──────── RAW RECORDS

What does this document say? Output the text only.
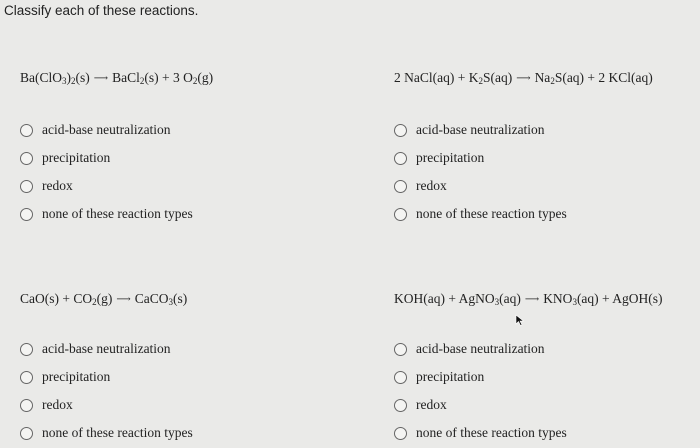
Classify each of these reactions.
$Ba(ClO_3)_2(s)$ ⟶ BaCl$_2$(s) + 3 $O_2(g)$
acid-base neutralization
precipitation
redox
none of these reaction types
2 NaCl(aq) + $K_2S(aq)$ ⟶ $Na_2S(aq) + 2$ KCl(aq)
acid-base neutralization
precipitation
redox
none of these reaction types
$CaO(s) + CO_2(g)$ ⟶ CaCO$_3$(s)
acid-base neutralization
precipitation
redox
none of these reaction types
KOH(aq) + AgNO$_3$(aq) ⟶ $KNO_3(aq)$ + AgOH(s)
acid-base neutralization
precipitation
redox
none of these reaction types
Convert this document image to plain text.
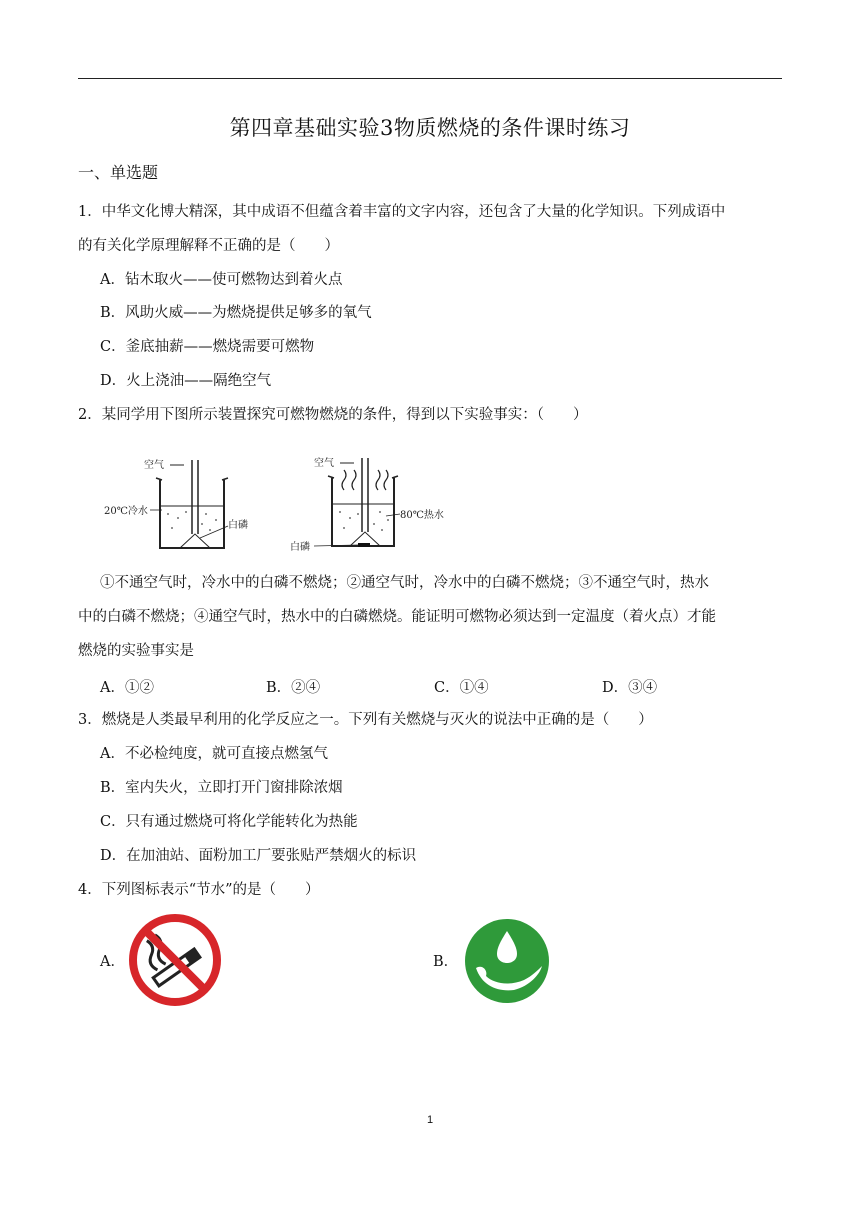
第四章基础实验3物质燃烧的条件课时练习
一、单选题
1．中华文化博大精深，其中成语不但蕴含着丰富的文字内容，还包含了大量的化学知识。下列成语中
的有关化学原理解释不正确的是（　　）
A．钻木取火——使可燃物达到着火点
B．风助火威——为燃烧提供足够多的氧气
C．釜底抽薪——燃烧需要可燃物
D．火上浇油——隔绝空气
2．某同学用下图所示装置探究可燃物燃烧的条件，得到以下实验事实：（　　）
空气
20℃冷水
白磷
空气
80℃热水
白磷
①不通空气时，冷水中的白磷不燃烧；②通空气时，冷水中的白磷不燃烧；③不通空气时，热水
中的白磷不燃烧；④通空气时，热水中的白磷燃烧。能证明可燃物必须达到一定温度（着火点）才能
燃烧的实验事实是
A．①②	B．②④	C．①④	D．③④
3．燃烧是人类最早利用的化学反应之一。下列有关燃烧与灭火的说法中正确的是（　　）
A．不必检纯度，就可直接点燃氢气
B．室内失火，立即打开门窗排除浓烟
C．只有通过燃烧可将化学能转化为热能
D．在加油站、面粉加工厂要张贴严禁烟火的标识
4．下列图标表示“节水”的是（　　）
A．	B．
1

────────────────

### TASK DIRECTIONS
Reproduce the whole listing above word for word, but not its pictures.

### CORRECT OUTPUT
What does this document say? Output the text only.
Classify each of these reactions.
$Ba(ClO_3)_2(s)$ ⟶ BaCl$_2$(s) + 3 $O_2(g)$
acid-base neutralization
precipitation
redox
none of these reaction types
2 NaCl(aq) + $K_2S(aq)$ ⟶ $Na_2S(aq) + 2$ KCl(aq)
acid-base neutralization
precipitation
redox
none of these reaction types
$CaO(s) + CO_2(g)$ ⟶ CaCO$_3$(s)
acid-base neutralization
precipitation
redox
none of these reaction types
KOH(aq) + AgNO$_3$(aq) ⟶ $KNO_3(aq)$ + AgOH(s)
acid-base neutralization
precipitation
redox
none of these reaction types
Convert this document image to plain text.
第四章基础实验3物质燃烧的条件课时练习
一、单选题
1．中华文化博大精深，其中成语不但蕴含着丰富的文字内容，还包含了大量的化学知识。下列成语中
的有关化学原理解释不正确的是（　　）
A．钻木取火——使可燃物达到着火点
B．风助火威——为燃烧提供足够多的氧气
C．釜底抽薪——燃烧需要可燃物
D．火上浇油——隔绝空气
2．某同学用下图所示装置探究可燃物燃烧的条件，得到以下实验事实：（　　）
空气
20℃冷水
白磷
空气
80℃热水
白磷
①不通空气时，冷水中的白磷不燃烧；②通空气时，冷水中的白磷不燃烧；③不通空气时，热水
中的白磷不燃烧；④通空气时，热水中的白磷燃烧。能证明可燃物必须达到一定温度（着火点）才能
燃烧的实验事实是
A．①②	B．②④	C．①④	D．③④
3．燃烧是人类最早利用的化学反应之一。下列有关燃烧与灭火的说法中正确的是（　　）
A．不必检纯度，就可直接点燃氢气
B．室内失火，立即打开门窗排除浓烟
C．只有通过燃烧可将化学能转化为热能
D．在加油站、面粉加工厂要张贴严禁烟火的标识
4．下列图标表示“节水”的是（　　）
A．	B．
1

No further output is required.